# Exercise inputs
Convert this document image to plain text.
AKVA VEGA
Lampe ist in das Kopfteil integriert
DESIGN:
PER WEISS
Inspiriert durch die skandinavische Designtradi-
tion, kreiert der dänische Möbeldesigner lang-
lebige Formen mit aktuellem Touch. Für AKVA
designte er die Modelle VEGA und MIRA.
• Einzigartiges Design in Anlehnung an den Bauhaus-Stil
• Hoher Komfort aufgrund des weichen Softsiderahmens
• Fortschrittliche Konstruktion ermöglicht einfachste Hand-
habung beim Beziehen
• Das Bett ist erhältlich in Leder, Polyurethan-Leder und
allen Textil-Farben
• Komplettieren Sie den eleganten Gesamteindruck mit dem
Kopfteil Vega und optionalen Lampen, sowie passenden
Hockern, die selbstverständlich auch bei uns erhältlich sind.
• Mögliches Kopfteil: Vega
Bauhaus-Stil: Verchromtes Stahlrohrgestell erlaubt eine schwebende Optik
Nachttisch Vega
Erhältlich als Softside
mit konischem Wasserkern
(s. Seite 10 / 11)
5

# Aim
Each line above is to be repeated exactly.

# Written response
Convert this document image to plain text.
AKVA VEGA
Lampe ist in das Kopfteil integriert
DESIGN:
PER WEISS
Inspiriert durch die skandinavische Designtradi-
tion, kreiert der dänische Möbeldesigner lang-
lebige Formen mit aktuellem Touch. Für AKVA
designte er die Modelle VEGA und MIRA.
• Einzigartiges Design in Anlehnung an den Bauhaus-Stil
• Hoher Komfort aufgrund des weichen Softsiderahmens
• Fortschrittliche Konstruktion ermöglicht einfachste Hand-
habung beim Beziehen
• Das Bett ist erhältlich in Leder, Polyurethan-Leder und
allen Textil-Farben
• Komplettieren Sie den eleganten Gesamteindruck mit dem
Kopfteil Vega und optionalen Lampen, sowie passenden
Hockern, die selbstverständlich auch bei uns erhältlich sind.
• Mögliches Kopfteil: Vega
Bauhaus-Stil: Verchromtes Stahlrohrgestell erlaubt eine schwebende Optik
Nachttisch Vega
Erhältlich als Softside
mit konischem Wasserkern
(s. Seite 10 / 11)
5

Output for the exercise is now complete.